» **THE TASK**:
Reproduce all of the material exactly as shown.

··· PROVIDED MATERIAL ···

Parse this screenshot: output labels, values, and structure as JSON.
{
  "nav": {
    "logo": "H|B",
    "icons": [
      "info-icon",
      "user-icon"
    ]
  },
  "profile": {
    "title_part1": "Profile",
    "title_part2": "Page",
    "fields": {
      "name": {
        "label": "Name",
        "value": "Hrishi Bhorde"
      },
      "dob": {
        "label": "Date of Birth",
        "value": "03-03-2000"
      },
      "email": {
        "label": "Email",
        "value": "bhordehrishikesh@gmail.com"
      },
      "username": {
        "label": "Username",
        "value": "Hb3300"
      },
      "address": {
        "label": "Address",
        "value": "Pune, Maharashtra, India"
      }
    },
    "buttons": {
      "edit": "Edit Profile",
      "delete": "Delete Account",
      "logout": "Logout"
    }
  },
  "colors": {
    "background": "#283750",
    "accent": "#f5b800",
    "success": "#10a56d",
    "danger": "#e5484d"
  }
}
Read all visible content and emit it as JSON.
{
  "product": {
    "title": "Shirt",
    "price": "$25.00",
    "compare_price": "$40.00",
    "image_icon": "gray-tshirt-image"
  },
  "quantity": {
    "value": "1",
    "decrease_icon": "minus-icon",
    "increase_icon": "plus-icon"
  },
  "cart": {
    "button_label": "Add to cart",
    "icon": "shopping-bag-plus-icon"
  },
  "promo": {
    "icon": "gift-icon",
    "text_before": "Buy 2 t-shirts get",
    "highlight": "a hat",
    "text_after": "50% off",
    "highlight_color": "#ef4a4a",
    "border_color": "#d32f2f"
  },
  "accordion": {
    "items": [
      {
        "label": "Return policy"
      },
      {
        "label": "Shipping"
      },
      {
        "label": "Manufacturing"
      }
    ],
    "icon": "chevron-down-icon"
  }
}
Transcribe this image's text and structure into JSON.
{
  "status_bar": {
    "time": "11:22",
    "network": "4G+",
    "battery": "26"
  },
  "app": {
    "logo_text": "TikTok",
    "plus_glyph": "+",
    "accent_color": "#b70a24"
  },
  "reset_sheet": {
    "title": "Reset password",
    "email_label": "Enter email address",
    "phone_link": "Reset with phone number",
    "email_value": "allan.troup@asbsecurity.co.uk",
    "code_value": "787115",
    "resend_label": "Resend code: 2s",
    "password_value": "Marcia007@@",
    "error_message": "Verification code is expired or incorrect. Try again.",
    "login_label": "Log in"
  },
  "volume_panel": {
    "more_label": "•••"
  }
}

···

» **TASK OUTPUT**:
Parse this screenshot: output labels, values, and structure as JSON.
{
  "nav": {
    "logo": "H|B",
    "icons": [
      "info-icon",
      "user-icon"
    ]
  },
  "profile": {
    "title_part1": "Profile",
    "title_part2": "Page",
    "fields": {
      "name": {
        "label": "Name",
        "value": "Hrishi Bhorde"
      },
      "dob": {
        "label": "Date of Birth",
        "value": "03-03-2000"
      },
      "email": {
        "label": "Email",
        "value": "bhordehrishikesh@gmail.com"
      },
      "username": {
        "label": "Username",
        "value": "Hb3300"
      },
      "address": {
        "label": "Address",
        "value": "Pune, Maharashtra, India"
      }
    },
    "buttons": {
      "edit": "Edit Profile",
      "delete": "Delete Account",
      "logout": "Logout"
    }
  },
  "colors": {
    "background": "#283750",
    "accent": "#f5b800",
    "success": "#10a56d",
    "danger": "#e5484d"
  }
}
Read all visible content and emit it as JSON.
{
  "product": {
    "title": "Shirt",
    "price": "$25.00",
    "compare_price": "$40.00",
    "image_icon": "gray-tshirt-image"
  },
  "quantity": {
    "value": "1",
    "decrease_icon": "minus-icon",
    "increase_icon": "plus-icon"
  },
  "cart": {
    "button_label": "Add to cart",
    "icon": "shopping-bag-plus-icon"
  },
  "promo": {
    "icon": "gift-icon",
    "text_before": "Buy 2 t-shirts get",
    "highlight": "a hat",
    "text_after": "50% off",
    "highlight_color": "#ef4a4a",
    "border_color": "#d32f2f"
  },
  "accordion": {
    "items": [
      {
        "label": "Return policy"
      },
      {
        "label": "Shipping"
      },
      {
        "label": "Manufacturing"
      }
    ],
    "icon": "chevron-down-icon"
  }
}
Transcribe this image's text and structure into JSON.
{
  "status_bar": {
    "time": "11:22",
    "network": "4G+",
    "battery": "26"
  },
  "app": {
    "logo_text": "TikTok",
    "plus_glyph": "+",
    "accent_color": "#b70a24"
  },
  "reset_sheet": {
    "title": "Reset password",
    "email_label": "Enter email address",
    "phone_link": "Reset with phone number",
    "email_value": "allan.troup@asbsecurity.co.uk",
    "code_value": "787115",
    "resend_label": "Resend code: 2s",
    "password_value": "Marcia007@@",
    "error_message": "Verification code is expired or incorrect. Try again.",
    "login_label": "Log in"
  },
  "volume_panel": {
    "more_label": "•••"
  }
}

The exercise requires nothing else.